SHORT PROBLEM: Below are some records. Copy every line in them that holds "caracteres".
= = = = = = =
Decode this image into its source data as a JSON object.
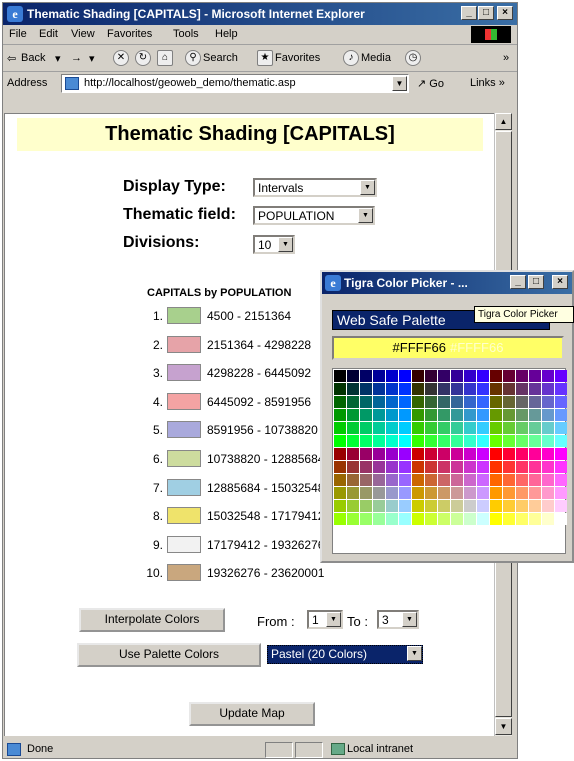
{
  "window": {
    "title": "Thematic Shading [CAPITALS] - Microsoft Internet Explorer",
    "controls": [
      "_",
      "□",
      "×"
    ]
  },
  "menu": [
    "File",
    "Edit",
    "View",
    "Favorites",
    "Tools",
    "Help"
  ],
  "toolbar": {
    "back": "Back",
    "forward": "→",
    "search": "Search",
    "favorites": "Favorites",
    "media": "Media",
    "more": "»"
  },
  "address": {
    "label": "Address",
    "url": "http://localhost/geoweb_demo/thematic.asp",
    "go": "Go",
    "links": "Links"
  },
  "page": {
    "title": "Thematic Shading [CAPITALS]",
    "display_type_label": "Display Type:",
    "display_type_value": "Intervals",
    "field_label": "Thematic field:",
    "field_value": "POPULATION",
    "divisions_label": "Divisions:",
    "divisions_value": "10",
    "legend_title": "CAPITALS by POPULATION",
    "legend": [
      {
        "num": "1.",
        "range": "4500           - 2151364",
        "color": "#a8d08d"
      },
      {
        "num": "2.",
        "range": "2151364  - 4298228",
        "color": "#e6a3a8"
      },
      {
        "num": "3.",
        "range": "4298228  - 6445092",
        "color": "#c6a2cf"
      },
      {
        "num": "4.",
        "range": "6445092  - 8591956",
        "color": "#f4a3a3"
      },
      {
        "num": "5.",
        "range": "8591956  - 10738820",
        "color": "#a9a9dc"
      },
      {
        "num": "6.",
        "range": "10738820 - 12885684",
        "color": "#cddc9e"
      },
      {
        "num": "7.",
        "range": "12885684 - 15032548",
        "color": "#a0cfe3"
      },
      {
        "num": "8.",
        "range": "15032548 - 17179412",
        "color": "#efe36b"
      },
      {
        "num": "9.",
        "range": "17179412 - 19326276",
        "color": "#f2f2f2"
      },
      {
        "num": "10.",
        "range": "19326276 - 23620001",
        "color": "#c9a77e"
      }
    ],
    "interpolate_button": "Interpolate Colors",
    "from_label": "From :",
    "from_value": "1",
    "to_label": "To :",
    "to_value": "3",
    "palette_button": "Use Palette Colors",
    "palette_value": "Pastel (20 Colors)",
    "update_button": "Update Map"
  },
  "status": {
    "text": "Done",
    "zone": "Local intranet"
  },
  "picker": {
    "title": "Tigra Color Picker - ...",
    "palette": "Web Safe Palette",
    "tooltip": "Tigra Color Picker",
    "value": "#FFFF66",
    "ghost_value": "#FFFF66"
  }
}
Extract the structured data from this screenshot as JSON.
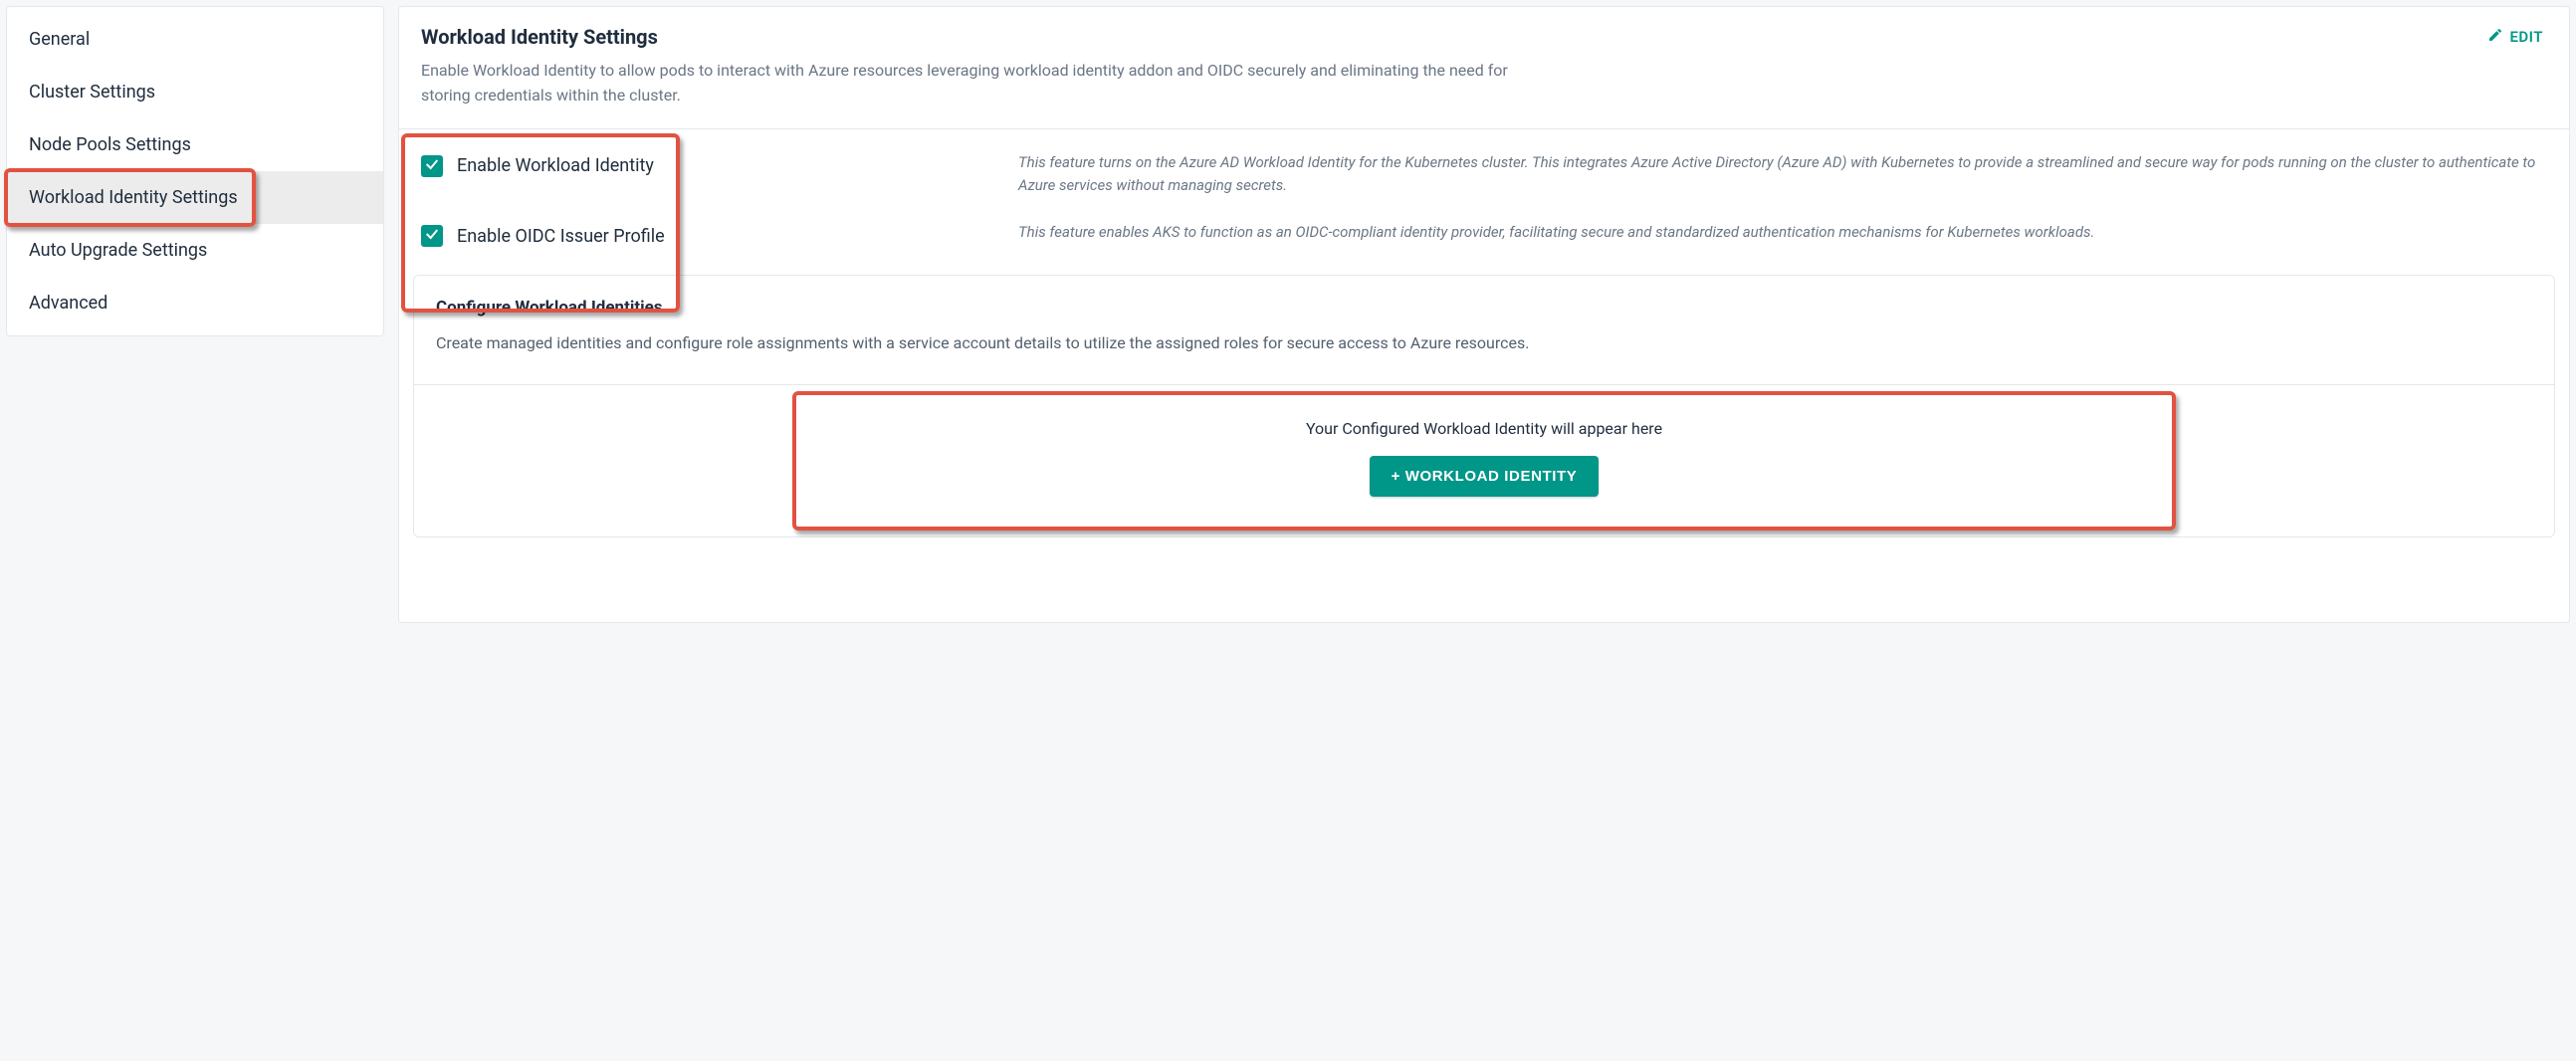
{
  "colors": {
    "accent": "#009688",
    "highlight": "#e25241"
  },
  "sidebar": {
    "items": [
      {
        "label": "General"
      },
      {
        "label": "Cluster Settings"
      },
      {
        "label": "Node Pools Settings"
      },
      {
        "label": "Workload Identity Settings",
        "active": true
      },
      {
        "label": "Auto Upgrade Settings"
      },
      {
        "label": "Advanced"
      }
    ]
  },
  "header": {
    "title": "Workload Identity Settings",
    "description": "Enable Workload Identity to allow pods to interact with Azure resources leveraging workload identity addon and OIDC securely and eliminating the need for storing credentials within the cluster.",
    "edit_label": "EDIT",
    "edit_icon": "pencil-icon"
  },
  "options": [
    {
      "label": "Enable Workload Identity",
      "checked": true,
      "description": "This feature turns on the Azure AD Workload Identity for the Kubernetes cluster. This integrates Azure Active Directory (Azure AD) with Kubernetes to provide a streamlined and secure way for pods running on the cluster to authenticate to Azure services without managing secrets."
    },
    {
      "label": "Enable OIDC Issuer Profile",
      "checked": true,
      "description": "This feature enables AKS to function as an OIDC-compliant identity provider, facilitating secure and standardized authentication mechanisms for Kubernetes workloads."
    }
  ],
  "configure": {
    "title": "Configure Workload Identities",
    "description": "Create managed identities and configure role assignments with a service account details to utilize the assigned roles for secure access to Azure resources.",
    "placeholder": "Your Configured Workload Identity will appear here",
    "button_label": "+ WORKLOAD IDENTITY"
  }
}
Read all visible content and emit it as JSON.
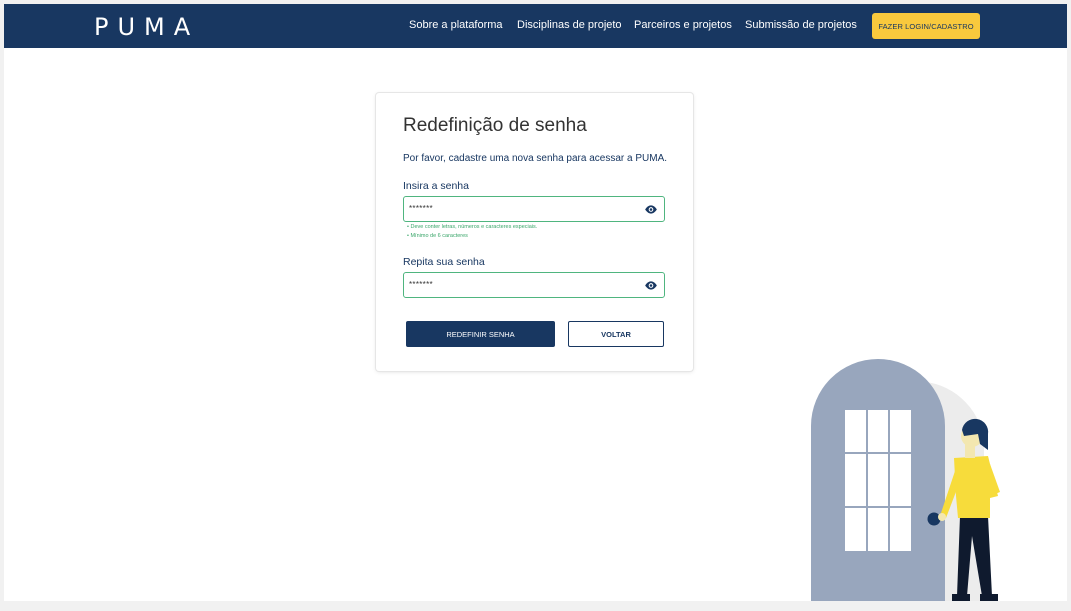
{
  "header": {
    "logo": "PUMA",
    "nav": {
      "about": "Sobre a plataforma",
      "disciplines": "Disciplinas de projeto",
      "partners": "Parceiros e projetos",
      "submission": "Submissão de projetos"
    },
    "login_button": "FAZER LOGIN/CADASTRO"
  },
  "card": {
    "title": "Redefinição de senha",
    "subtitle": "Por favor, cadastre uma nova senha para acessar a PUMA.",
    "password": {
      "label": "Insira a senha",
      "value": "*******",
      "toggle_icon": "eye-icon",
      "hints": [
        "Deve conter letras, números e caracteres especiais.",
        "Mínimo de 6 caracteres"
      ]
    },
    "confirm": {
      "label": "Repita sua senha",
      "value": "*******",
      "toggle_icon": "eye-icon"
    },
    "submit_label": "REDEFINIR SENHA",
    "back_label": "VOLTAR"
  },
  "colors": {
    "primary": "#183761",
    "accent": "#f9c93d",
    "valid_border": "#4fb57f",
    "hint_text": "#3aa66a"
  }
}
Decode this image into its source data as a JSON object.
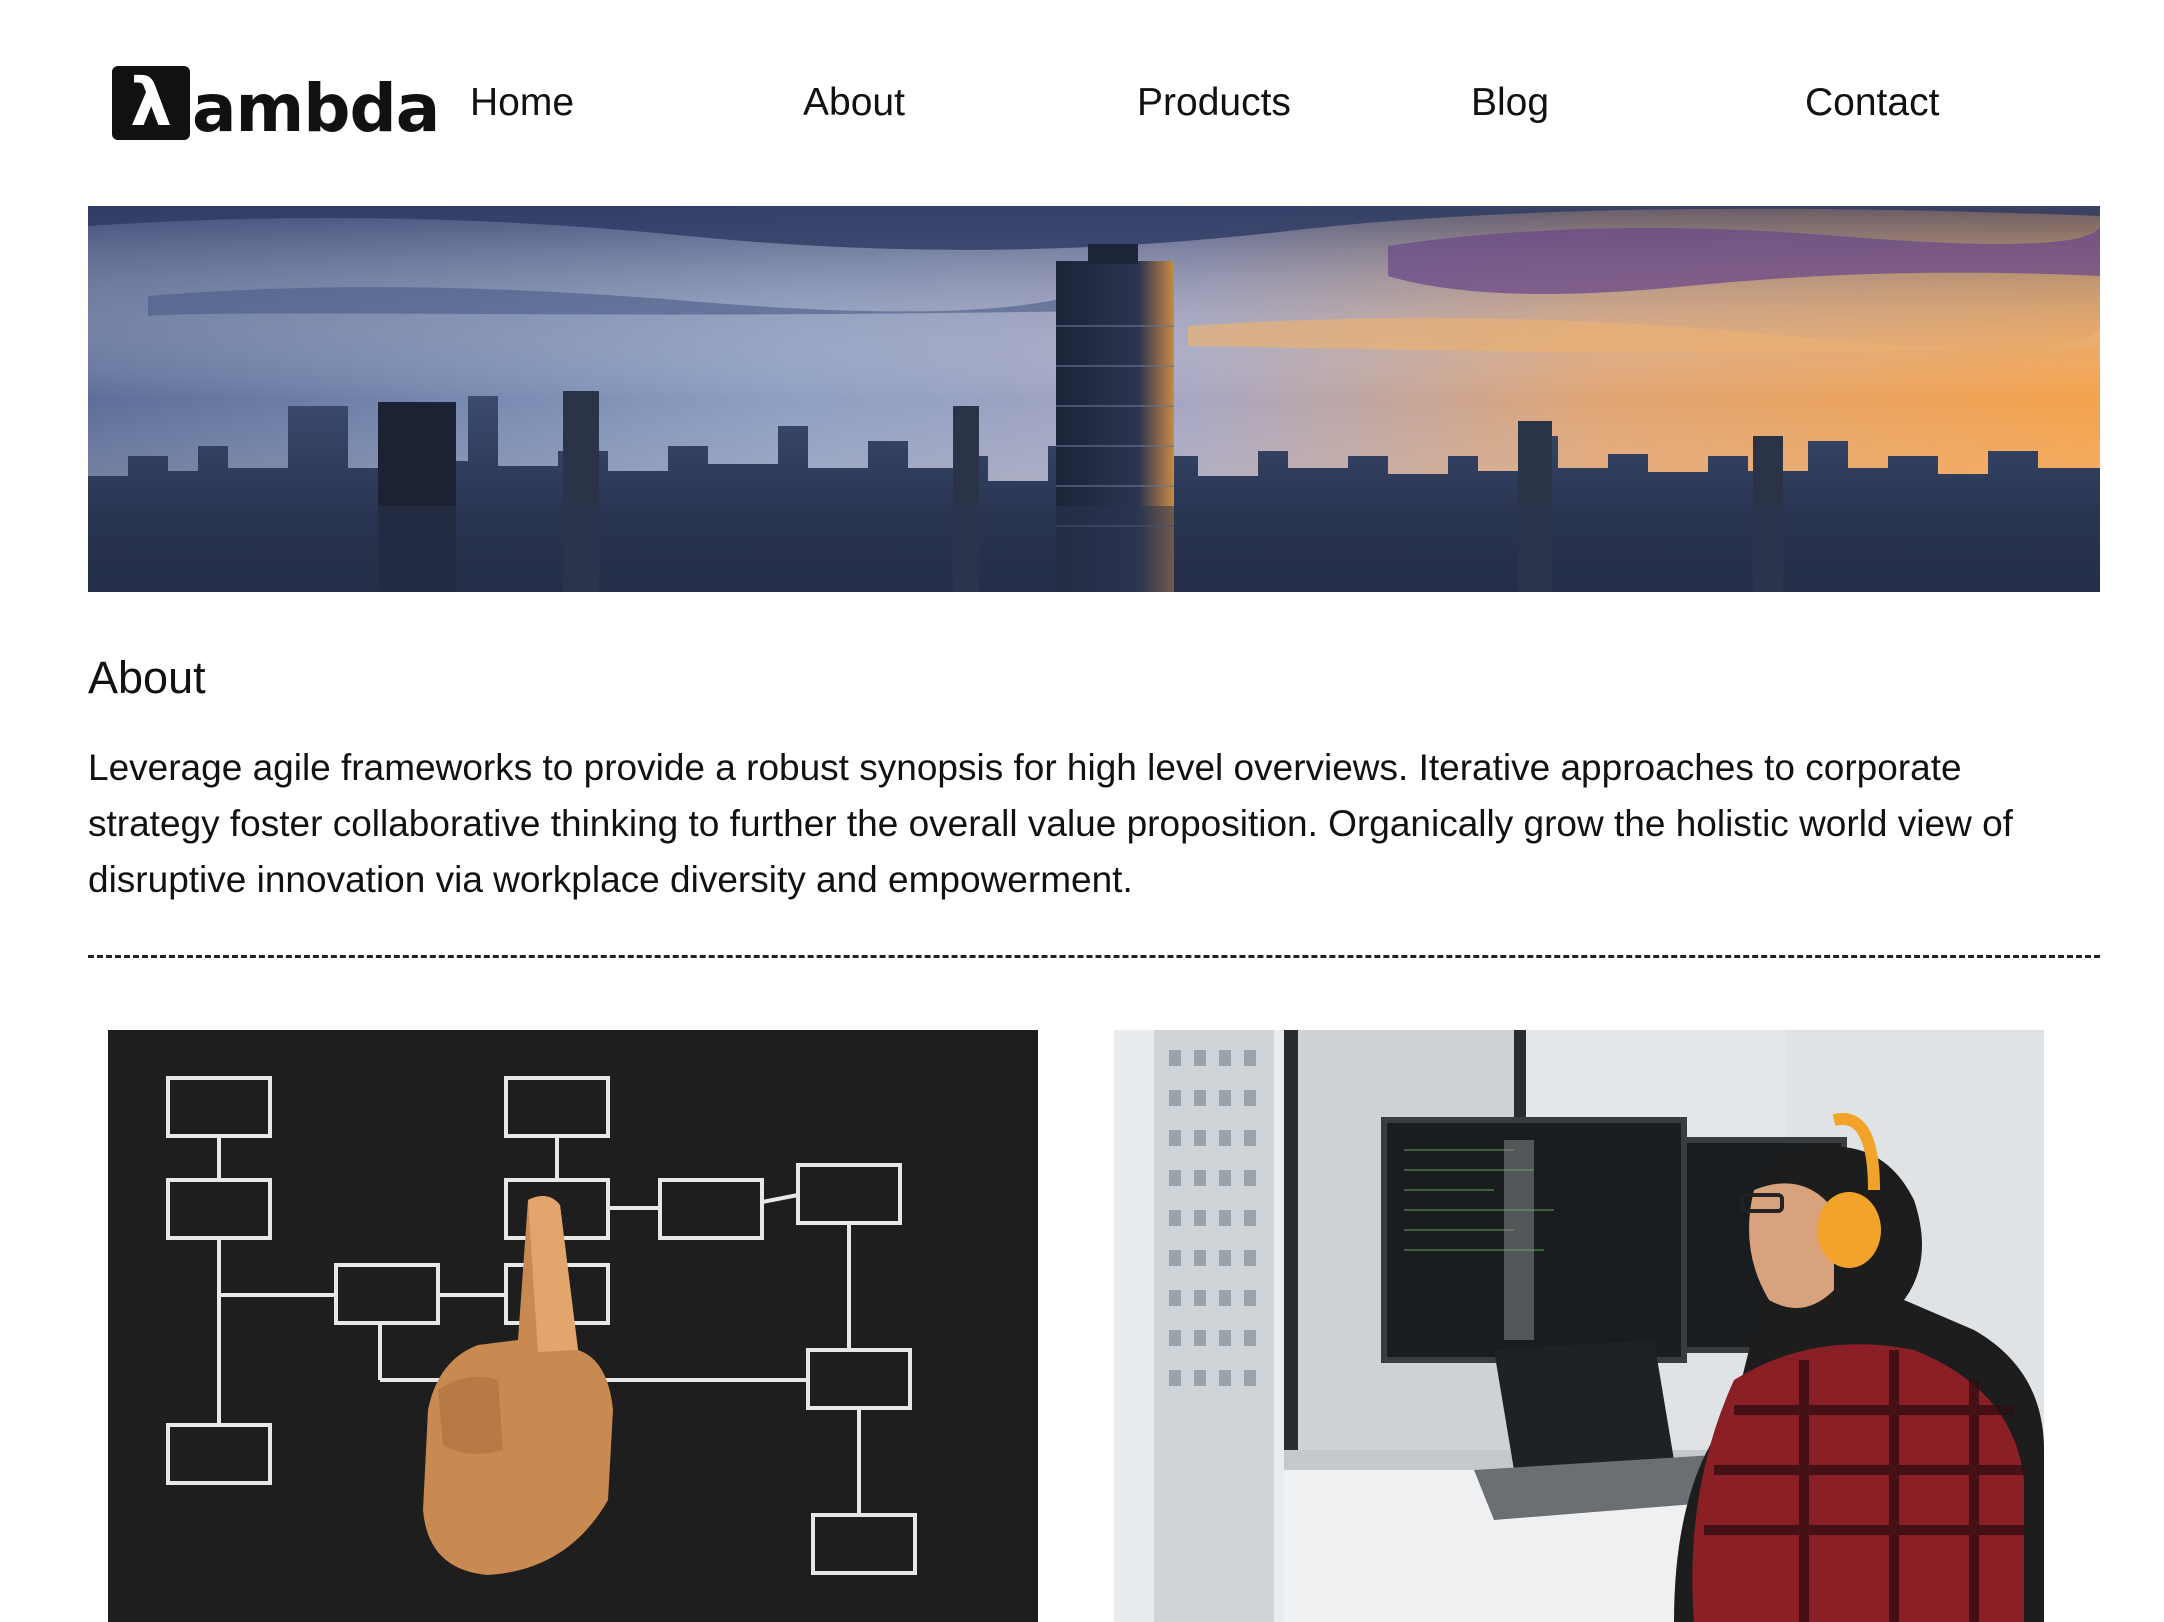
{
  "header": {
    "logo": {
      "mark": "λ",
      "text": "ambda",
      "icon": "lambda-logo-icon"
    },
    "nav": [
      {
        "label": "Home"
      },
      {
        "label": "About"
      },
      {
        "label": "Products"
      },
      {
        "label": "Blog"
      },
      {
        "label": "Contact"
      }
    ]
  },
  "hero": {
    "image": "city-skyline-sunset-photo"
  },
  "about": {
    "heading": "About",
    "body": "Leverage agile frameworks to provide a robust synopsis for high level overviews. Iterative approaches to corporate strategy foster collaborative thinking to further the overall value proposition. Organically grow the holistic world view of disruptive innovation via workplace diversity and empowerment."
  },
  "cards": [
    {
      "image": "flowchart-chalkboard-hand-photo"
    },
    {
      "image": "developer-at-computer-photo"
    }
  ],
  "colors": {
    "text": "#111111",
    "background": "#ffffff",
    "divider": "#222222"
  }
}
= = = = = = =
RESULT OF THIS TASK:
        "Deve conter letras, números e caracteres especiais.",
        "Mínimo de 6 caracteres"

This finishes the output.